Below are entries; tally how many lines hold the string "start" and answer with only that figure.

Stored dataset items
>>>>>
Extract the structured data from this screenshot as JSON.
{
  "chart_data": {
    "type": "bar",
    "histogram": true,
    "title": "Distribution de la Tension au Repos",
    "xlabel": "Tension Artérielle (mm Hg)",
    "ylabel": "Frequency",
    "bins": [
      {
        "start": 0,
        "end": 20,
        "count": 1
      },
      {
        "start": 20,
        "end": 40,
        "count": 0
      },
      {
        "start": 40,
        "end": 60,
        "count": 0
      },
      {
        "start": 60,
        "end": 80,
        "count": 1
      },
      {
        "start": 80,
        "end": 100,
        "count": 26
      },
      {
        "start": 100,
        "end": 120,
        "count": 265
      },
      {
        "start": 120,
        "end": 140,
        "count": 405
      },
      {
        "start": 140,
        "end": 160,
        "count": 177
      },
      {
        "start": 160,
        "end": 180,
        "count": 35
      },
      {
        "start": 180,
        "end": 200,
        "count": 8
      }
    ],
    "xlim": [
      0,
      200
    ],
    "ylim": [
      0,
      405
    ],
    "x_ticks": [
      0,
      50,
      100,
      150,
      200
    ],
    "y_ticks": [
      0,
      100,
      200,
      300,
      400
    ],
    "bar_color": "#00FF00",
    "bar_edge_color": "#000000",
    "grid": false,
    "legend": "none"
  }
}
<<<<<
#### RESPONSE BELOW:
10